> **Exercise task**: From the entries below, list each line with "Perna".

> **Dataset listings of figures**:

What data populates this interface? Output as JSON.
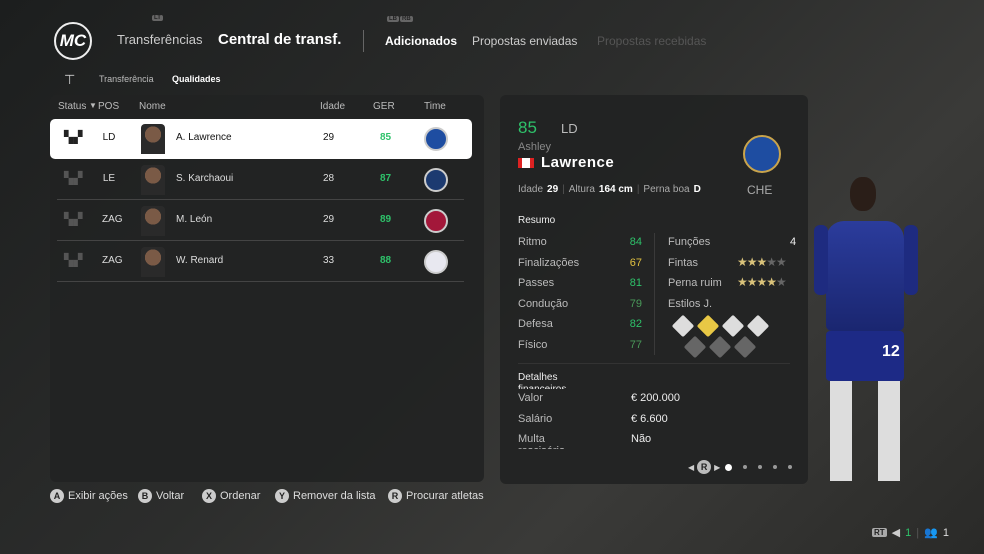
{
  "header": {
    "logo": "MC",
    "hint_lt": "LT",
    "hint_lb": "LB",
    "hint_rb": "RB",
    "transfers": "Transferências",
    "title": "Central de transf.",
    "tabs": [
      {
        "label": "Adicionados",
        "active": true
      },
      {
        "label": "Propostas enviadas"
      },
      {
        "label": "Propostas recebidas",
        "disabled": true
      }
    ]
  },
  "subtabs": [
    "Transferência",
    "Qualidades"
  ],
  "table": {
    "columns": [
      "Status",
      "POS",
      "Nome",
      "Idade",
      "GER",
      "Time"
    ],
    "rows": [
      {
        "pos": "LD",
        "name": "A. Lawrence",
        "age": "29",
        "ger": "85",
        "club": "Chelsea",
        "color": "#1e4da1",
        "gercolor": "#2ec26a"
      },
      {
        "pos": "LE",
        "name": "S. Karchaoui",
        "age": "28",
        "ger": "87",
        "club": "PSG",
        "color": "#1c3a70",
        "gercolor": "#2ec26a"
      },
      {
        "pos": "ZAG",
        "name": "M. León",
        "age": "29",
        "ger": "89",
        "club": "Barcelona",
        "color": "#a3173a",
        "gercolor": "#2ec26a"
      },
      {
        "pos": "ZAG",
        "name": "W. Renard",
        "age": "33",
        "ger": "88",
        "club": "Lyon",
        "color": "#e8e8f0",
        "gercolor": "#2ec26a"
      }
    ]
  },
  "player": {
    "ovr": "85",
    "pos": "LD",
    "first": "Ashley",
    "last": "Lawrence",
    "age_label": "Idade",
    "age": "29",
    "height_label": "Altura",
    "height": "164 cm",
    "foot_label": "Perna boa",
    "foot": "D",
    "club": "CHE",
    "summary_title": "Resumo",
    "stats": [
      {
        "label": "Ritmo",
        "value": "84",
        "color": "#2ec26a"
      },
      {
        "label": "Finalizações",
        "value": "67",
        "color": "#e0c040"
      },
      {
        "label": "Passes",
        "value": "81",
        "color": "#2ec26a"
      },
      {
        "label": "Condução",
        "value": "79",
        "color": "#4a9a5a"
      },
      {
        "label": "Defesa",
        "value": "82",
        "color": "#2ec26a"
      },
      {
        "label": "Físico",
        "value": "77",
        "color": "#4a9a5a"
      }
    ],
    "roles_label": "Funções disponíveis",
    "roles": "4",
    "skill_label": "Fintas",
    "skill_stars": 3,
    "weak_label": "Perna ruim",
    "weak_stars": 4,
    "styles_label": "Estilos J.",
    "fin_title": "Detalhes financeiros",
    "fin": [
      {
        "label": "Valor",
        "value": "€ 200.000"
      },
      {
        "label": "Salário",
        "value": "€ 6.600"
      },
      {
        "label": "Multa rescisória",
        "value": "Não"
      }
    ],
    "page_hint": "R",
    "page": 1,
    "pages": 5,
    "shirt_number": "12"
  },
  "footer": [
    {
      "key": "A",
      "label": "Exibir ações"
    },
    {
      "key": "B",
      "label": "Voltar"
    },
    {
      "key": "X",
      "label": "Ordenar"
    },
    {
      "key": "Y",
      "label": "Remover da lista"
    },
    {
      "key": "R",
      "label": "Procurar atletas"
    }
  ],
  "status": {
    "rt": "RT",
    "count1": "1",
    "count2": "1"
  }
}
--
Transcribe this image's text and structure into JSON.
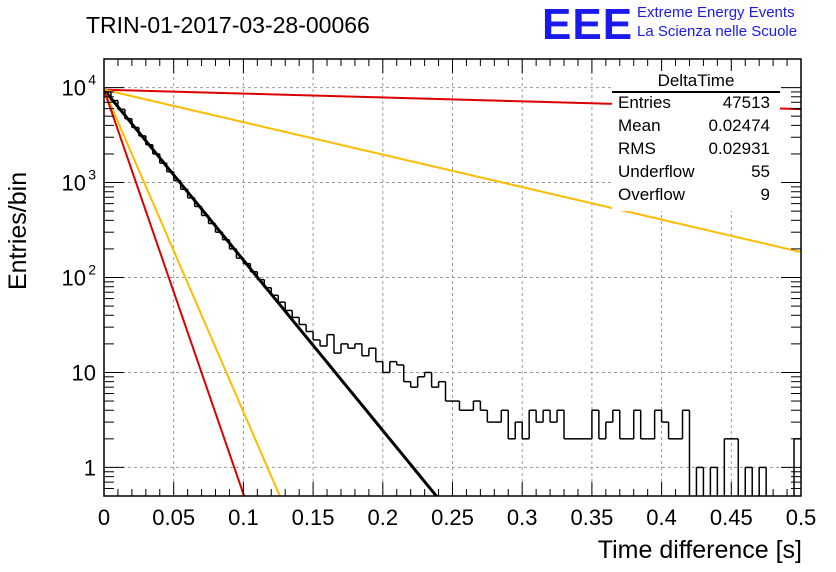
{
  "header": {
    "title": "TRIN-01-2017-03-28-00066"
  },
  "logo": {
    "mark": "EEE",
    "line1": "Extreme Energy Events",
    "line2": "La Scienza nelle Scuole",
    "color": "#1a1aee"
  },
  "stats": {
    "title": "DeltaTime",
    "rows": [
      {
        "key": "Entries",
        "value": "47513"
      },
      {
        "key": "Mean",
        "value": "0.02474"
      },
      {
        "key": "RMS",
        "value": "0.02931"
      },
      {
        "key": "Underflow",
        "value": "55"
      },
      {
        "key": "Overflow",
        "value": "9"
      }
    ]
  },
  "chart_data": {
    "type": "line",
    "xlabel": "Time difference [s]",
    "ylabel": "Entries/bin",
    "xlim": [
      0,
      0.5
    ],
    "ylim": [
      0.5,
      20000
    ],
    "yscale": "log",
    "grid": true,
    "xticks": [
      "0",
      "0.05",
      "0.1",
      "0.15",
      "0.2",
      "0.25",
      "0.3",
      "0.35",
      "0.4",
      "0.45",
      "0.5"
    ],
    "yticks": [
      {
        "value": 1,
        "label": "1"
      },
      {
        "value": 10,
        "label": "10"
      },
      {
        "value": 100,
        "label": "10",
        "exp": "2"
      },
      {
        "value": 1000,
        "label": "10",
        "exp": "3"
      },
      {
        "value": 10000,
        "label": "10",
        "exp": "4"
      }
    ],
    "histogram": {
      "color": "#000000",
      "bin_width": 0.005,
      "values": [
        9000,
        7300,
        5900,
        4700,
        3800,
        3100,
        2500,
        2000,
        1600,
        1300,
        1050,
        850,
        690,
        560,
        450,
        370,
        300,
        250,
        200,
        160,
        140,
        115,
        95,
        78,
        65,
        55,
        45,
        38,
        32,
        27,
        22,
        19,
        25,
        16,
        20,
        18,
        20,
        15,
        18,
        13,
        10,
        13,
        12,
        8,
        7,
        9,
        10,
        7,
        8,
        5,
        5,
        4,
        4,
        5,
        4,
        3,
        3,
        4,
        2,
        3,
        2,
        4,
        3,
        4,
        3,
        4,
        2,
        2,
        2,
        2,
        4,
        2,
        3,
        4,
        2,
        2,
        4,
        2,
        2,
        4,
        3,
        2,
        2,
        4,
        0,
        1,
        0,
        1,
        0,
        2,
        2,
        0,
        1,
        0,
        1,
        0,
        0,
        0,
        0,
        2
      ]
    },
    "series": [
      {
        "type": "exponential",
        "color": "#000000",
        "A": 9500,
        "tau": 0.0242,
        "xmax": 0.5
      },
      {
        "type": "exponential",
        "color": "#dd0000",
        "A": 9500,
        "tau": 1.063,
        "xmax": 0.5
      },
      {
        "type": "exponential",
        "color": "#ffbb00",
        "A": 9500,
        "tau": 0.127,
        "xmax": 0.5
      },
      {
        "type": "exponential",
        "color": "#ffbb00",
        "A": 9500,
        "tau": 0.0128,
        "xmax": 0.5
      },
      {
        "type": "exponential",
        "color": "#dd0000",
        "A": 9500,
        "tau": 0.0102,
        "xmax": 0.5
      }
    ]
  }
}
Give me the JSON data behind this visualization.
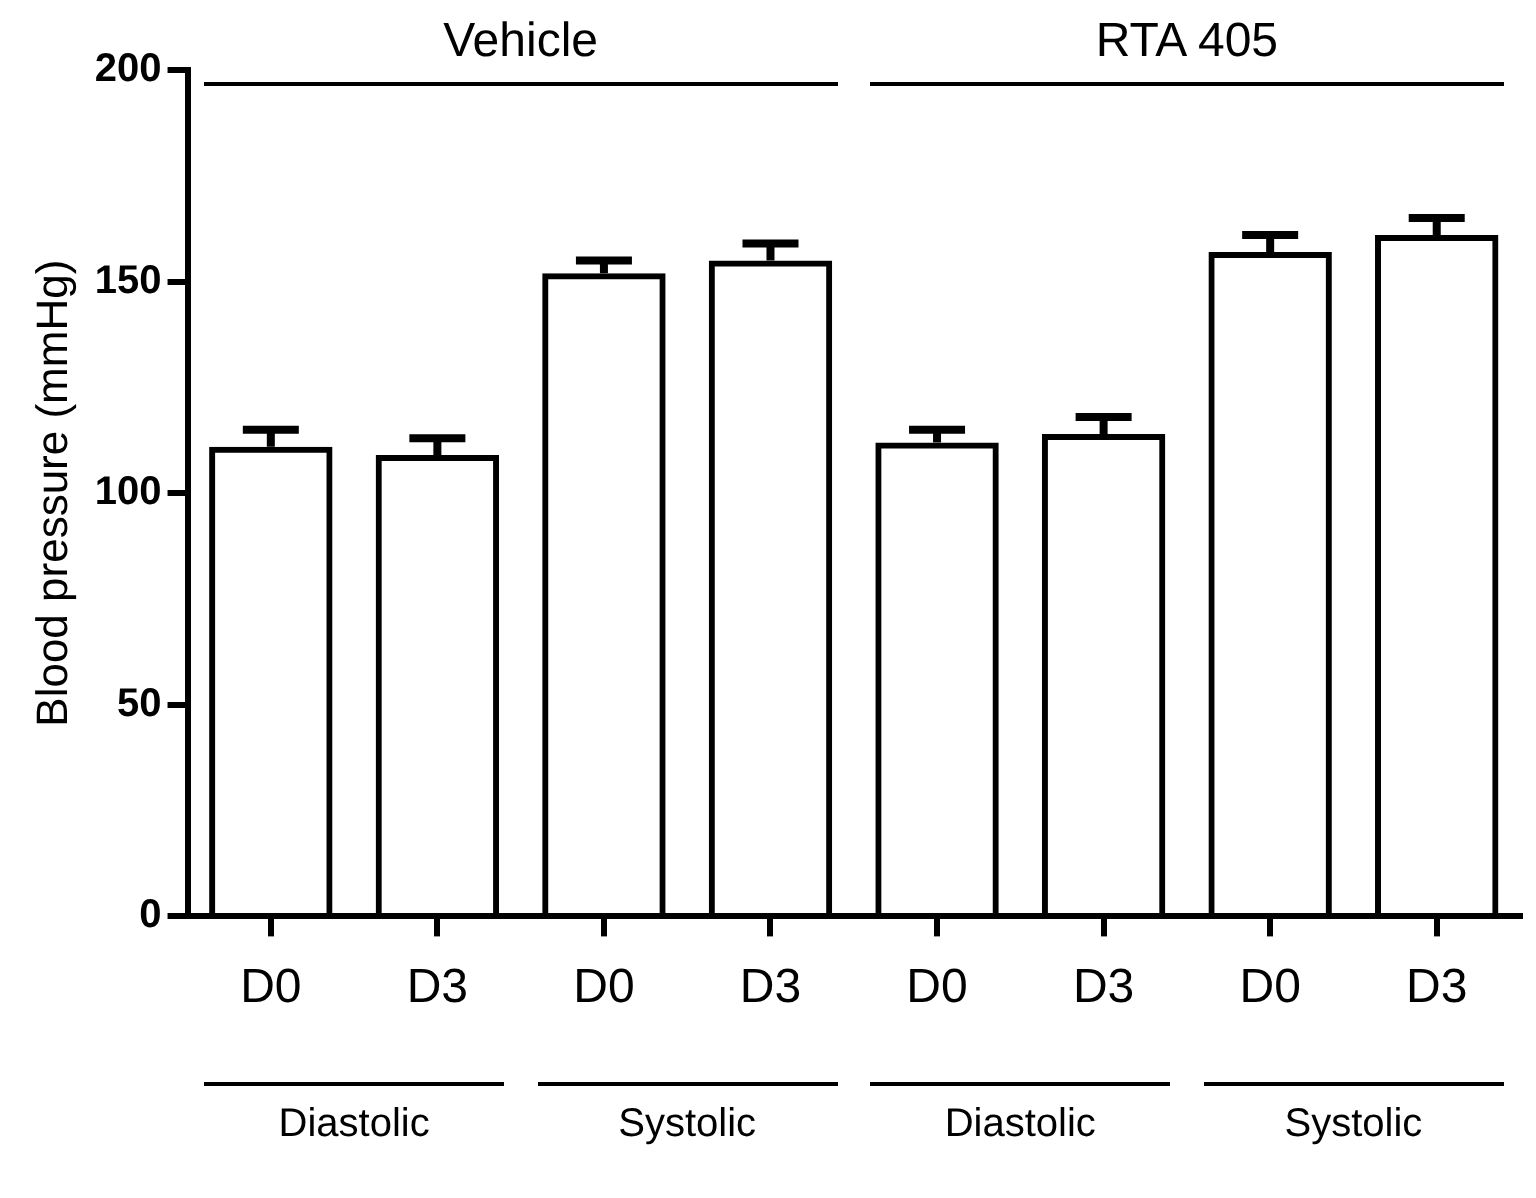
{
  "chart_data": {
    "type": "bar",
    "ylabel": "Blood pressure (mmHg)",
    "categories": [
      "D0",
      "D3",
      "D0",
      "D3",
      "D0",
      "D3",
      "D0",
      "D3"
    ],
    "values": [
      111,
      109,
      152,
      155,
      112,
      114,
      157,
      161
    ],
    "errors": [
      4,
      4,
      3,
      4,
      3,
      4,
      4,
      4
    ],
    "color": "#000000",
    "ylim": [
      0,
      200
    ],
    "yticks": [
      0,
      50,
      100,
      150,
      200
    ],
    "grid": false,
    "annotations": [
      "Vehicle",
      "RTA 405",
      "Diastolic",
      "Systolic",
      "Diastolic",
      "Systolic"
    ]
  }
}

> **Exercise solution**:
    "foot_label": "Perna boa",
    "weak_label": "Perna ruim",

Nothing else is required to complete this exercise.